▶ **EXERCISE DIRECTIONS**: Pictures do not belong in the copy; quote every entry below exactly.

[begin EXERCISE MATERIALS]

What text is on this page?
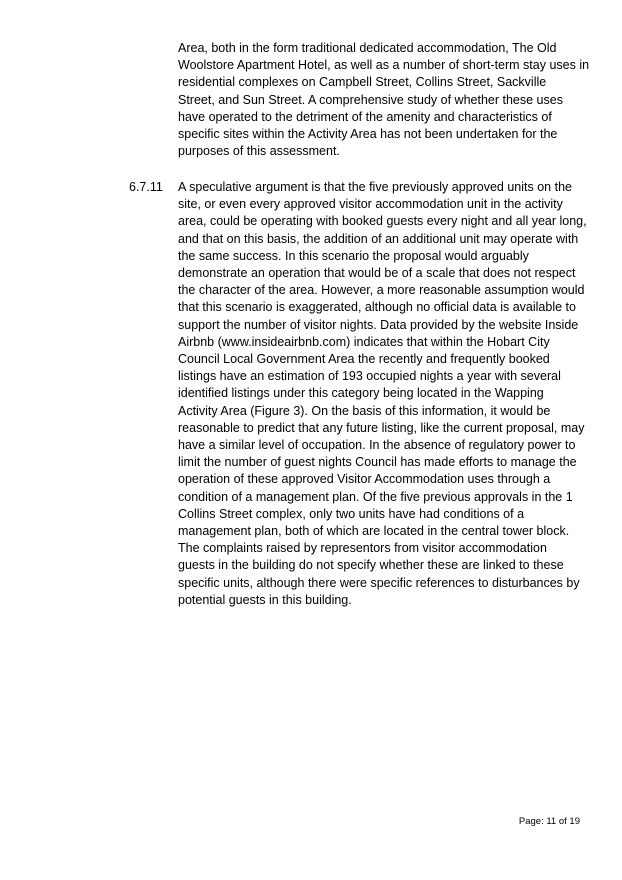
Area, both in the form traditional dedicated accommodation, The Old
Woolstore Apartment Hotel, as well as a number of short-term stay uses in
residential complexes on Campbell Street, Collins Street, Sackville
Street, and Sun Street. A comprehensive study of whether these uses
have operated to the detriment of the amenity and characteristics of
specific sites within the Activity Area has not been undertaken for the
purposes of this assessment.
6.7.11 A speculative argument is that the five previously approved units on the
site, or even every approved visitor accommodation unit in the activity
area, could be operating with booked guests every night and all year long,
and that on this basis, the addition of an additional unit may operate with
the same success. In this scenario the proposal would arguably
demonstrate an operation that would be of a scale that does not respect
the character of the area. However, a more reasonable assumption would
that this scenario is exaggerated, although no official data is available to
support the number of visitor nights. Data provided by the website Inside
Airbnb (www.insideairbnb.com) indicates that within the Hobart City
Council Local Government Area the recently and frequently booked
listings have an estimation of 193 occupied nights a year with several
identified listings under this category being located in the Wapping
Activity Area (Figure 3). On the basis of this information, it would be
reasonable to predict that any future listing, like the current proposal, may
have a similar level of occupation. In the absence of regulatory power to
limit the number of guest nights Council has made efforts to manage the
operation of these approved Visitor Accommodation uses through a
condition of a management plan. Of the five previous approvals in the 1
Collins Street complex, only two units have had conditions of a
management plan, both of which are located in the central tower block.
The complaints raised by representors from visitor accommodation
guests in the building do not specify whether these are linked to these
specific units, although there were specific references to disturbances by
potential guests in this building.
Page: 11 of 19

[end EXERCISE MATERIALS]

▶ **SOLUTION TO THE PROBLEM**:
What text is on this page?
Area, both in the form traditional dedicated accommodation, The Old
Woolstore Apartment Hotel, as well as a number of short-term stay uses in
residential complexes on Campbell Street, Collins Street, Sackville
Street, and Sun Street. A comprehensive study of whether these uses
have operated to the detriment of the amenity and characteristics of
specific sites within the Activity Area has not been undertaken for the
purposes of this assessment.
6.7.11 A speculative argument is that the five previously approved units on the
site, or even every approved visitor accommodation unit in the activity
area, could be operating with booked guests every night and all year long,
and that on this basis, the addition of an additional unit may operate with
the same success. In this scenario the proposal would arguably
demonstrate an operation that would be of a scale that does not respect
the character of the area. However, a more reasonable assumption would
that this scenario is exaggerated, although no official data is available to
support the number of visitor nights. Data provided by the website Inside
Airbnb (www.insideairbnb.com) indicates that within the Hobart City
Council Local Government Area the recently and frequently booked
listings have an estimation of 193 occupied nights a year with several
identified listings under this category being located in the Wapping
Activity Area (Figure 3). On the basis of this information, it would be
reasonable to predict that any future listing, like the current proposal, may
have a similar level of occupation. In the absence of regulatory power to
limit the number of guest nights Council has made efforts to manage the
operation of these approved Visitor Accommodation uses through a
condition of a management plan. Of the five previous approvals in the 1
Collins Street complex, only two units have had conditions of a
management plan, both of which are located in the central tower block.
The complaints raised by representors from visitor accommodation
guests in the building do not specify whether these are linked to these
specific units, although there were specific references to disturbances by
potential guests in this building.
Page: 11 of 19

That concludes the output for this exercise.